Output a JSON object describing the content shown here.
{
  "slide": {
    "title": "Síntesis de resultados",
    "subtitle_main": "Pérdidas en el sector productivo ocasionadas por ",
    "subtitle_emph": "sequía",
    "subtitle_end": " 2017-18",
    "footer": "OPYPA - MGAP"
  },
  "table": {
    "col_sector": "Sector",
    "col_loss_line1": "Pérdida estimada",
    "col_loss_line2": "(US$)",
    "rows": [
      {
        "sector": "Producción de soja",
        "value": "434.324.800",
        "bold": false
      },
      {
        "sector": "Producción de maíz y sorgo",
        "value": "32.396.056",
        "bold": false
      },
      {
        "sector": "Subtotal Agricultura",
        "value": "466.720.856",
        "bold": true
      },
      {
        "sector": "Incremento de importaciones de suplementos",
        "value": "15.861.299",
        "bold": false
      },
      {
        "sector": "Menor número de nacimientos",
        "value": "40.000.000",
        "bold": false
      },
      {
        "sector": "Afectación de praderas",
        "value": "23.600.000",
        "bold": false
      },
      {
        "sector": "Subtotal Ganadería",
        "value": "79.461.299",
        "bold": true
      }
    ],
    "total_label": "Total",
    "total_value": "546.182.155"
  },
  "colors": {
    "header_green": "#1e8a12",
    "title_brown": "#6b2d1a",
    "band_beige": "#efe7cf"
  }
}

────────────────────

▸ **STATED PROBLEM**
Extract every line containing the string "Producción" from the data above.

▸ **SOLVED PROBLEM**
        "sector": "Producción de soja",
        "sector": "Producción de maíz y sorgo",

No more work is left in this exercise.